>>

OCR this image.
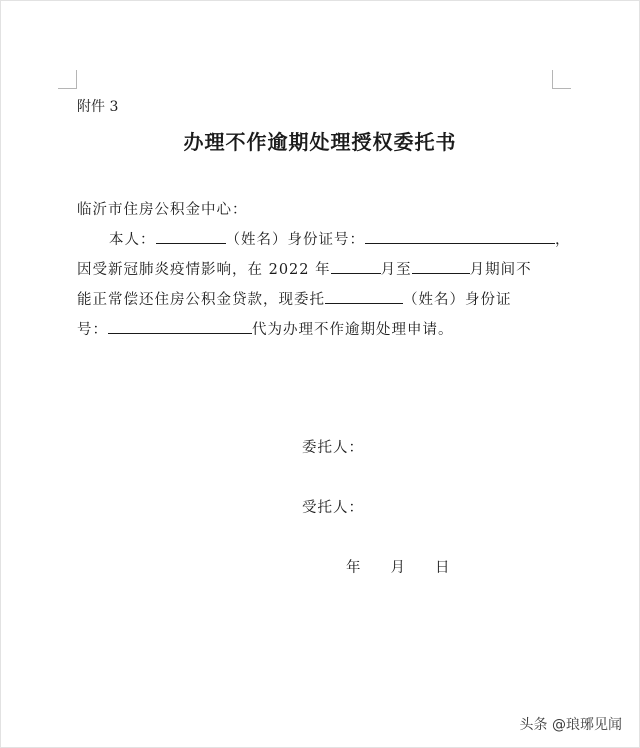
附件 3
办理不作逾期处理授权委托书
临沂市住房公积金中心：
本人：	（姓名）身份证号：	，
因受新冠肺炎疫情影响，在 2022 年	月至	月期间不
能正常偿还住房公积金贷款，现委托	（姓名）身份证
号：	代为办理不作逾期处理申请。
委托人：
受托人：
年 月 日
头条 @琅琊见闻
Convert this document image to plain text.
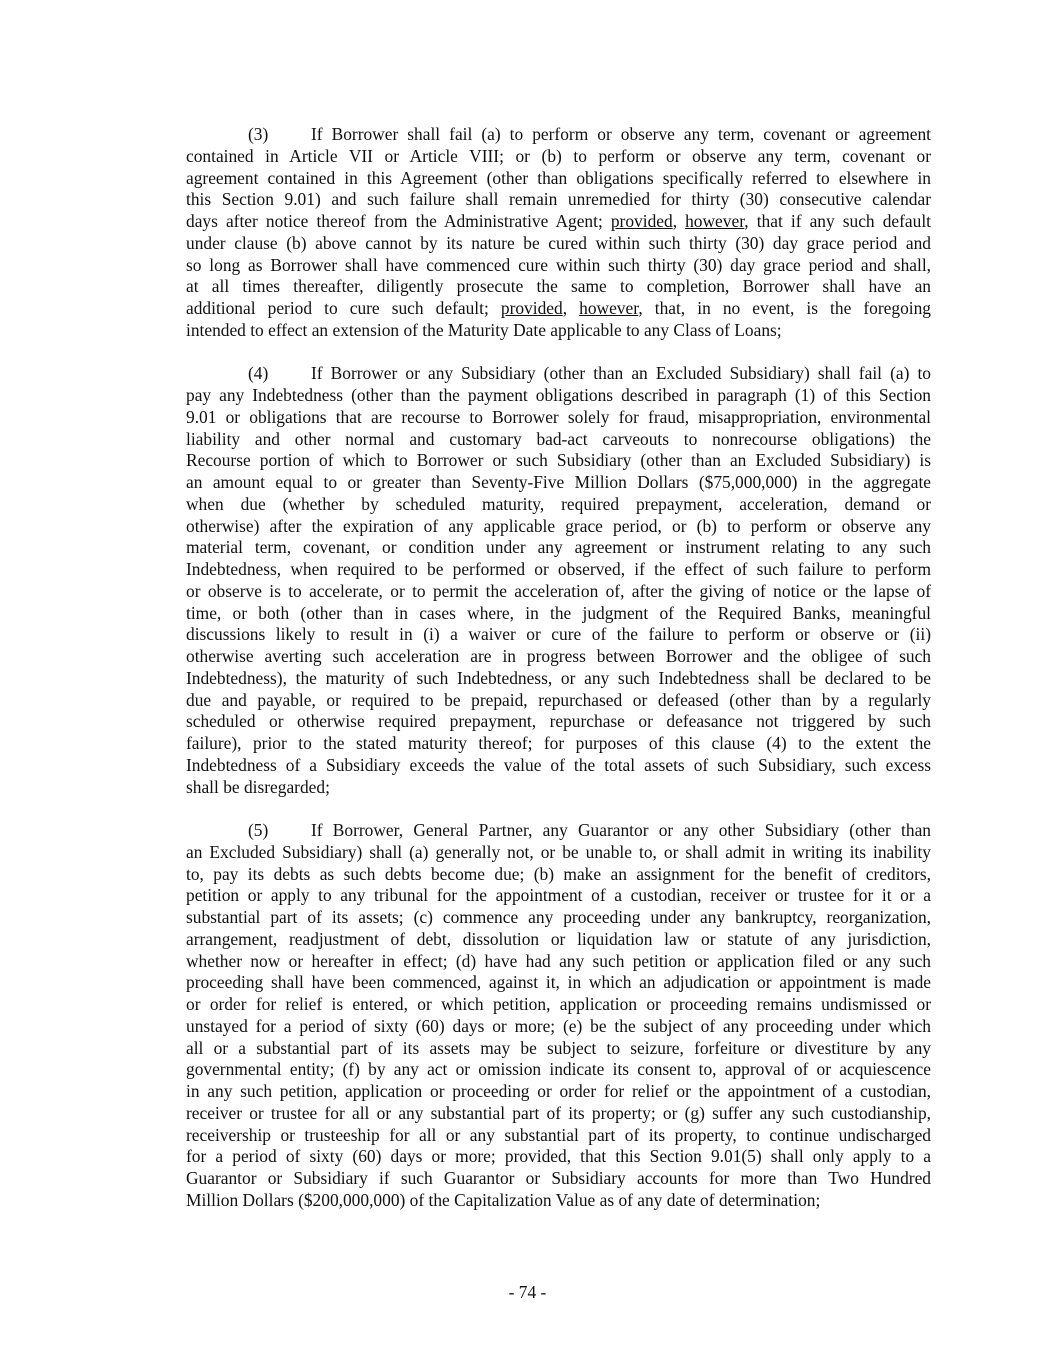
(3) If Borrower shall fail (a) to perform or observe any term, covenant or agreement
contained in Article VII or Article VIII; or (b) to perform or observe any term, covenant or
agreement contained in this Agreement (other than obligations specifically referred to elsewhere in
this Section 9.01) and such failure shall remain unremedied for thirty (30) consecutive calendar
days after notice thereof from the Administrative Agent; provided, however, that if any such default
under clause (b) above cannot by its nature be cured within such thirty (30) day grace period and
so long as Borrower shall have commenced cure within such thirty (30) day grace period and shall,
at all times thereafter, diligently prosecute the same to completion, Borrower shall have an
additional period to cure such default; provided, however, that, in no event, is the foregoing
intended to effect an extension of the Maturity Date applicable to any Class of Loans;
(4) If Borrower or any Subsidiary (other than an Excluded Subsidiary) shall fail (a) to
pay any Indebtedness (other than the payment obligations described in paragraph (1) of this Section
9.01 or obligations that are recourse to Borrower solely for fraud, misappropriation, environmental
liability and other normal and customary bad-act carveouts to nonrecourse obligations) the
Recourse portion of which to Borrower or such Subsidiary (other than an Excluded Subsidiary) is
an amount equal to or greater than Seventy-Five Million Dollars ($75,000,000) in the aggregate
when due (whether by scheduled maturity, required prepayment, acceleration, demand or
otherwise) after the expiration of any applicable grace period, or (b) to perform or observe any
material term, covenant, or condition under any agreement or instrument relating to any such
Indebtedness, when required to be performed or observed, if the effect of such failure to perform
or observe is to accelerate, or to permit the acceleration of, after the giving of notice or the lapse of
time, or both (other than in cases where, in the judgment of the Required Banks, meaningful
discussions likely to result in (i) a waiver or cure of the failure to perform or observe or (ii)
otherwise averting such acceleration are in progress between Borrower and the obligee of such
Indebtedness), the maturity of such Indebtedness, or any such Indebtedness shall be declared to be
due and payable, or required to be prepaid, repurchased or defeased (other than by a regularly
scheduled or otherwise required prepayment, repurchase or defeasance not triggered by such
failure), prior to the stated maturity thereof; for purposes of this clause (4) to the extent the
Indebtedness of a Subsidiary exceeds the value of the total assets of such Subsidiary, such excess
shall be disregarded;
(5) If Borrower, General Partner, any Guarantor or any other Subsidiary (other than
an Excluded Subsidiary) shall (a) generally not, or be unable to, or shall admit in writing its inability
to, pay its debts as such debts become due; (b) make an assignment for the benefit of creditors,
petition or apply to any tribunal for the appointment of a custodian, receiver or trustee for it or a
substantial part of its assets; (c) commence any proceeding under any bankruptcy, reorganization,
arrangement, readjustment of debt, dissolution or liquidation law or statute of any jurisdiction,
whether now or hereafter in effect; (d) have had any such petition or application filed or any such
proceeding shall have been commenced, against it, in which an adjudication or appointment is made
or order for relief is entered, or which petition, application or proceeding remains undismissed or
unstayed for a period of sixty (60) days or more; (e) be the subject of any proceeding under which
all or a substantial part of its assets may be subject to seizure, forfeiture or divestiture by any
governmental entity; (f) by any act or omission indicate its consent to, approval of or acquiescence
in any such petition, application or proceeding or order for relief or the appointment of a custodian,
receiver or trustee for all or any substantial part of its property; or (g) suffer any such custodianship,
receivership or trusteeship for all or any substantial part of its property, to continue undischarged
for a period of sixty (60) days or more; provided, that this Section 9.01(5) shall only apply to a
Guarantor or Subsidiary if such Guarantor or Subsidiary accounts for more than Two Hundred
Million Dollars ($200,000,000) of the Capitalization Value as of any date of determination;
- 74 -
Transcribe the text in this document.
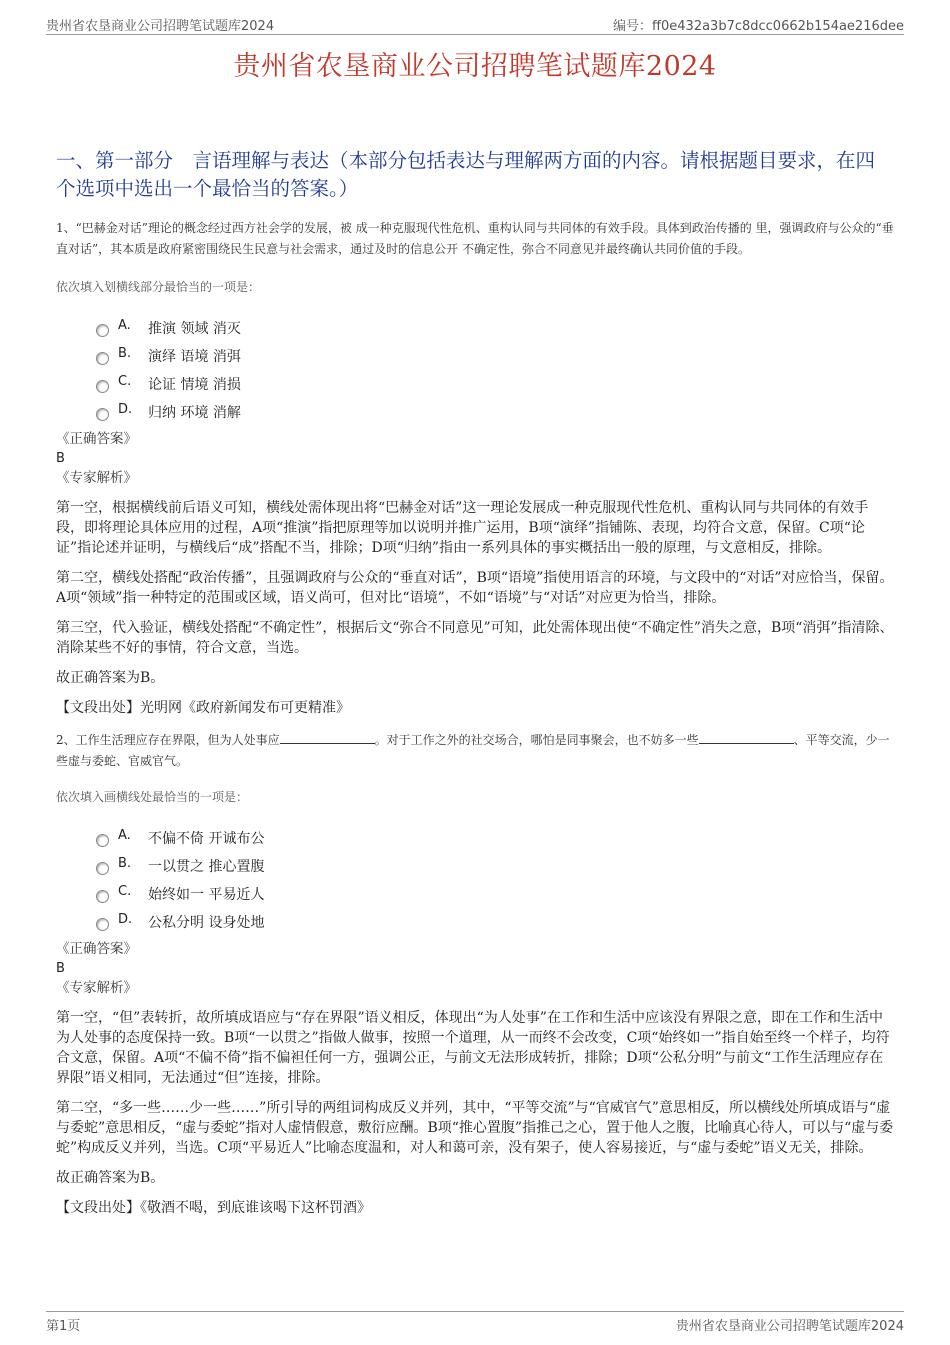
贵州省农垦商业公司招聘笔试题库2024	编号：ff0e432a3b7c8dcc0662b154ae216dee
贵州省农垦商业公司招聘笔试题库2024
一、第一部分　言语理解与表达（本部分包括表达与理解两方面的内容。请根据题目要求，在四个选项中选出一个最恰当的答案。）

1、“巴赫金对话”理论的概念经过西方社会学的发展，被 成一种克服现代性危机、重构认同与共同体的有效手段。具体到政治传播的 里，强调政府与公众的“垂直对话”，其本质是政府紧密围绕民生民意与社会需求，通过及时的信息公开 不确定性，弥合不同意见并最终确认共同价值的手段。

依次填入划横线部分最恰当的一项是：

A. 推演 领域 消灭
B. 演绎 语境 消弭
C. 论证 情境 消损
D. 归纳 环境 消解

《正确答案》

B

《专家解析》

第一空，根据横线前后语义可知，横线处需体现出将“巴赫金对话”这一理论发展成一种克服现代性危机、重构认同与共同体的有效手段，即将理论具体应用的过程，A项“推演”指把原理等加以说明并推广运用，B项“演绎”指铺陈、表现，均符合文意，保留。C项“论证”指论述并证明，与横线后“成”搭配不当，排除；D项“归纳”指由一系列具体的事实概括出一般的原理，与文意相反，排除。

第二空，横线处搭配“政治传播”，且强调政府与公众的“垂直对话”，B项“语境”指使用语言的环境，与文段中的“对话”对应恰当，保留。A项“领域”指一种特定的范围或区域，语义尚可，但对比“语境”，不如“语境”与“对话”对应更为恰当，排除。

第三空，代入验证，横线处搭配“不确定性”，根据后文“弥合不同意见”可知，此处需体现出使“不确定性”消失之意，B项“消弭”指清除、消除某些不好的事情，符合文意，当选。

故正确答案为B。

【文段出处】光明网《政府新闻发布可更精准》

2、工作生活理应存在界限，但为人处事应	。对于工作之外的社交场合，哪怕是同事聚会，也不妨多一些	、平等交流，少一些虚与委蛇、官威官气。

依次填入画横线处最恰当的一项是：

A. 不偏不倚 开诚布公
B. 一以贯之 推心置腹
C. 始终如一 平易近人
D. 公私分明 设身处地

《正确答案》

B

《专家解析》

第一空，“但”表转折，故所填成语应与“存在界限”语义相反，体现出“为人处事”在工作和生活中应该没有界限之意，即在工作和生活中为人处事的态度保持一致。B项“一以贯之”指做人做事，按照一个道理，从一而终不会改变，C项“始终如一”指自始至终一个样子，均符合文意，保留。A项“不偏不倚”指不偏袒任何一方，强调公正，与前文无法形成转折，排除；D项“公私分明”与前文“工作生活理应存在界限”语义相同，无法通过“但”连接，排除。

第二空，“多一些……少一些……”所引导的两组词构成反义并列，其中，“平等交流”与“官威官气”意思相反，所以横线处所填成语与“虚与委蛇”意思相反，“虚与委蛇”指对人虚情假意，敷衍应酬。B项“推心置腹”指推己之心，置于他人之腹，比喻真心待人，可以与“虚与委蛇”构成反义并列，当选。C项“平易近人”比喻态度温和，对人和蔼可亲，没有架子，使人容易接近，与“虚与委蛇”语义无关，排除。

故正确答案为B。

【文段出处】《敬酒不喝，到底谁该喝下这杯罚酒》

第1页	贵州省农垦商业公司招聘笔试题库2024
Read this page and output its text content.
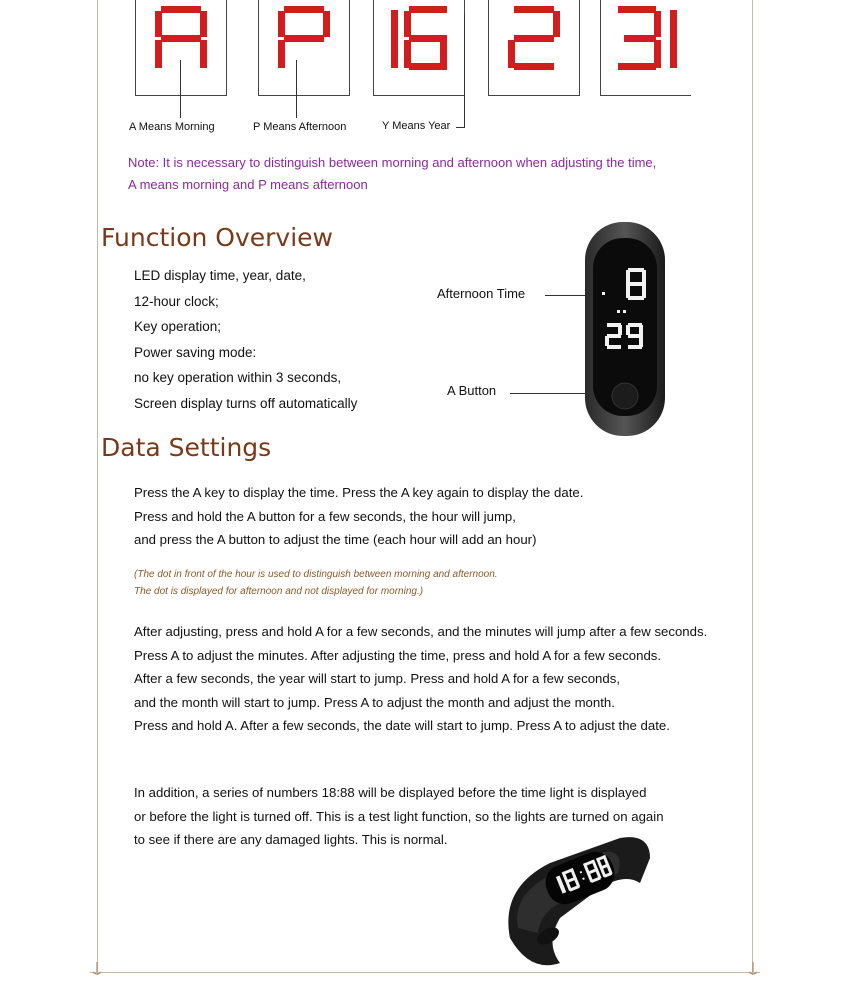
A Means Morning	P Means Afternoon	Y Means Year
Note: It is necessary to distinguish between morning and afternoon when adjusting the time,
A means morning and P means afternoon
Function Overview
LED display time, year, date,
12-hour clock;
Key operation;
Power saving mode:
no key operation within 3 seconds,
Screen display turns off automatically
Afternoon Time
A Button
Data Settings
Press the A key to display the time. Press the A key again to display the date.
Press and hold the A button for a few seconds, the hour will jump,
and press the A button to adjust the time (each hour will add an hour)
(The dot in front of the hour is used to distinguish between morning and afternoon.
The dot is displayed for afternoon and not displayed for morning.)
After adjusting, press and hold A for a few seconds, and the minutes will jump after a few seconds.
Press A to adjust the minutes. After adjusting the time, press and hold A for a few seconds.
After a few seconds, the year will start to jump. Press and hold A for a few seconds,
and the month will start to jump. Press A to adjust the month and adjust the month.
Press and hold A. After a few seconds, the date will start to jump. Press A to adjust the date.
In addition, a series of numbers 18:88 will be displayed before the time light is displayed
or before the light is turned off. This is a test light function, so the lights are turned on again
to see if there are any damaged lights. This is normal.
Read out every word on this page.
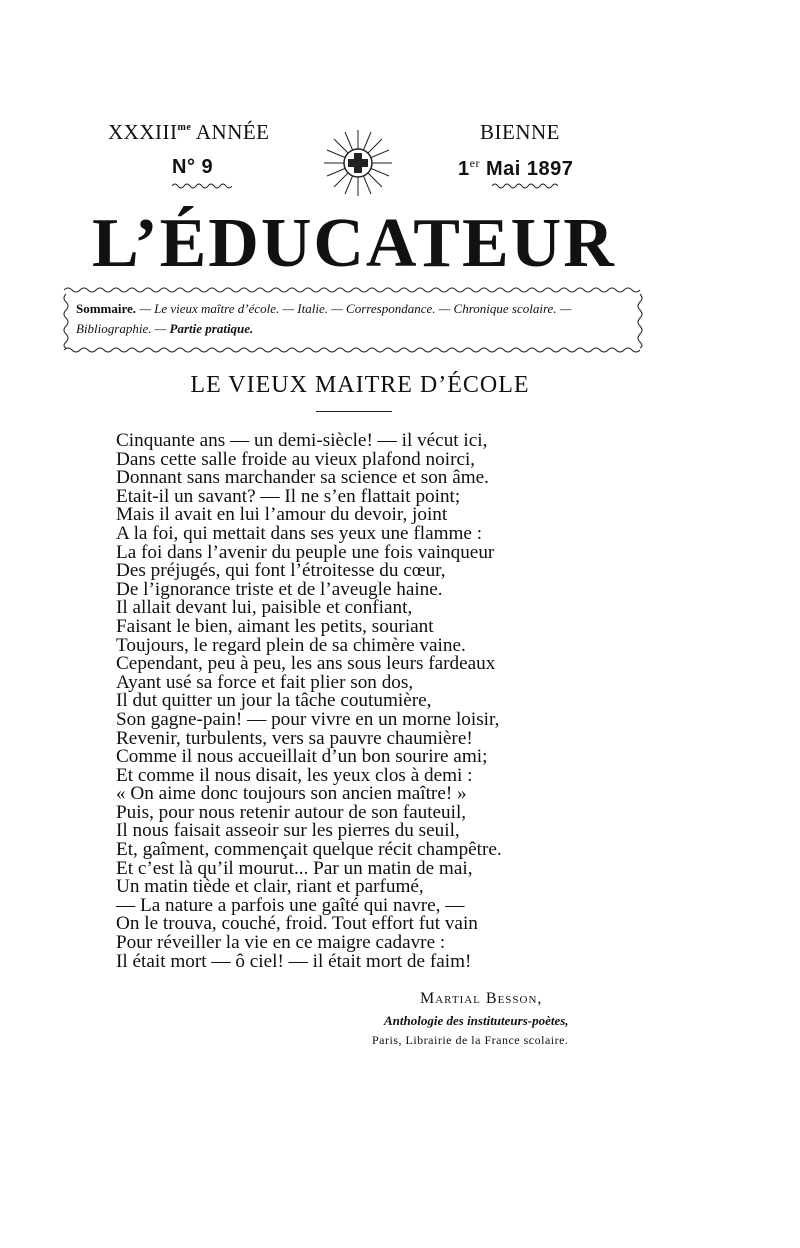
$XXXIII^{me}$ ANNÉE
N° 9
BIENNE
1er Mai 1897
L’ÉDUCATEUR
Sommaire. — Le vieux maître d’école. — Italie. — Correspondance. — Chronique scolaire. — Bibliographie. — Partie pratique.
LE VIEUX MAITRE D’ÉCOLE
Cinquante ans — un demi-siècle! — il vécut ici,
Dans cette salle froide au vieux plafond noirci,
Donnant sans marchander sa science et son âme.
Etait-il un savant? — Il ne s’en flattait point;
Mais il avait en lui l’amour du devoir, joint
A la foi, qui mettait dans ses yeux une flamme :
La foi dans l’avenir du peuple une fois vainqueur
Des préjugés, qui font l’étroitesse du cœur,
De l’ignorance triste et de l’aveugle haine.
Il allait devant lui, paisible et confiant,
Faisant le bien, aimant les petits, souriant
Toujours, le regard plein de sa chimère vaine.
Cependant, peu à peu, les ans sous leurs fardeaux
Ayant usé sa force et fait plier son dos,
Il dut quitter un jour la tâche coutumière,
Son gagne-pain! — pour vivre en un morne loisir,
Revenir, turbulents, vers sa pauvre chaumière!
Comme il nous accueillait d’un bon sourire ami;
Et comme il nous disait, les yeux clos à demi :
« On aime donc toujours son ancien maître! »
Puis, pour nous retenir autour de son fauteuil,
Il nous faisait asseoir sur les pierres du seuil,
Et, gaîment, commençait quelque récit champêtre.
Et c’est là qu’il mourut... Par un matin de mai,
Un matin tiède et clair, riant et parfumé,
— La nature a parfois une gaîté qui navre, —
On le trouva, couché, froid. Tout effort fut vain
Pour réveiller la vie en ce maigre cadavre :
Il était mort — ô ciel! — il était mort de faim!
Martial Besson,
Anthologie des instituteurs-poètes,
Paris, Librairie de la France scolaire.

<<

* _What is expected_
Count the lines above that contain the word "thereof", and reply with only that number.

* _Solution to the exercise_
2